_PROBLEM STATEMENT_
Identify the lines that contain the word "screenshot", then copy them.
+++++
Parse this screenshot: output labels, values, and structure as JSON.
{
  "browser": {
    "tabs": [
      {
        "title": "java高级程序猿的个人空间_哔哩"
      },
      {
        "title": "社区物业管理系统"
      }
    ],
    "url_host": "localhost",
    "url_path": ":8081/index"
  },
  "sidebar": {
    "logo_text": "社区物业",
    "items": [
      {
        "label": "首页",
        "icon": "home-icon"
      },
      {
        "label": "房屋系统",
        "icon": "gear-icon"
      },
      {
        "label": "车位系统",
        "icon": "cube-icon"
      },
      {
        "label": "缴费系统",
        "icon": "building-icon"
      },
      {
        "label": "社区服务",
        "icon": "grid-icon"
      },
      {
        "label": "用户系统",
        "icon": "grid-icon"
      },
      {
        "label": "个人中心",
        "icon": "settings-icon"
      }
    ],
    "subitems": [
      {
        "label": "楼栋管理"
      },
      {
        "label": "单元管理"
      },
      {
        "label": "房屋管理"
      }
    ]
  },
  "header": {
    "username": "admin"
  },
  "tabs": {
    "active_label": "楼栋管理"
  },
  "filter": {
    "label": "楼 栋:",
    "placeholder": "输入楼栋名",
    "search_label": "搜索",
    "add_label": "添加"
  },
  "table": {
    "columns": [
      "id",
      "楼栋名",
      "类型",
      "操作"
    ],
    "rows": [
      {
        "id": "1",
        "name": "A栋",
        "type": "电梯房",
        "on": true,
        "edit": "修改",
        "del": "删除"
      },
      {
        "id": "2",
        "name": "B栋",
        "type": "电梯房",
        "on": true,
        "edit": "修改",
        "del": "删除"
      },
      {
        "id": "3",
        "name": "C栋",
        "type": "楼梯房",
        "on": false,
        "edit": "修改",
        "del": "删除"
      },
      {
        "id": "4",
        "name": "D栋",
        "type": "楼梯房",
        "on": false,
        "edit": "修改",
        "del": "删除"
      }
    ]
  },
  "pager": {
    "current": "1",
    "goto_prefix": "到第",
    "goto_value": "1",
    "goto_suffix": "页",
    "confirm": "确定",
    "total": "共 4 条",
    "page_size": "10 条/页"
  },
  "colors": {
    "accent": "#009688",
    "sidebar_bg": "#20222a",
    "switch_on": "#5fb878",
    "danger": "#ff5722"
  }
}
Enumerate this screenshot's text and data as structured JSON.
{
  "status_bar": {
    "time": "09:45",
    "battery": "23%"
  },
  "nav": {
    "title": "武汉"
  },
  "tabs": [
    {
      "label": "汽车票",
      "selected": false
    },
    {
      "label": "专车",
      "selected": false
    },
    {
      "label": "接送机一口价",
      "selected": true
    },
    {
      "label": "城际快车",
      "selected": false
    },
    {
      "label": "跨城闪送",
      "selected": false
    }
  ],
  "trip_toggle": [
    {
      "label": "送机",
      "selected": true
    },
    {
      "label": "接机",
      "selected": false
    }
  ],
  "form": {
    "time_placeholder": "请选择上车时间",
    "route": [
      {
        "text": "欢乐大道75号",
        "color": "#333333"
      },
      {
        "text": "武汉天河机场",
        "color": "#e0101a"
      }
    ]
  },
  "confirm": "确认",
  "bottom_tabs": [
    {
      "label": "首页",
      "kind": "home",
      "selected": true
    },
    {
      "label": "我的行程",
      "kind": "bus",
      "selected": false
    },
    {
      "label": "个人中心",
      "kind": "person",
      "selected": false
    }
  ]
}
+++++
_RESULT OF THIS TASK_
Parse this screenshot: output labels, values, and structure as JSON.
Enumerate this screenshot's text and data as structured JSON.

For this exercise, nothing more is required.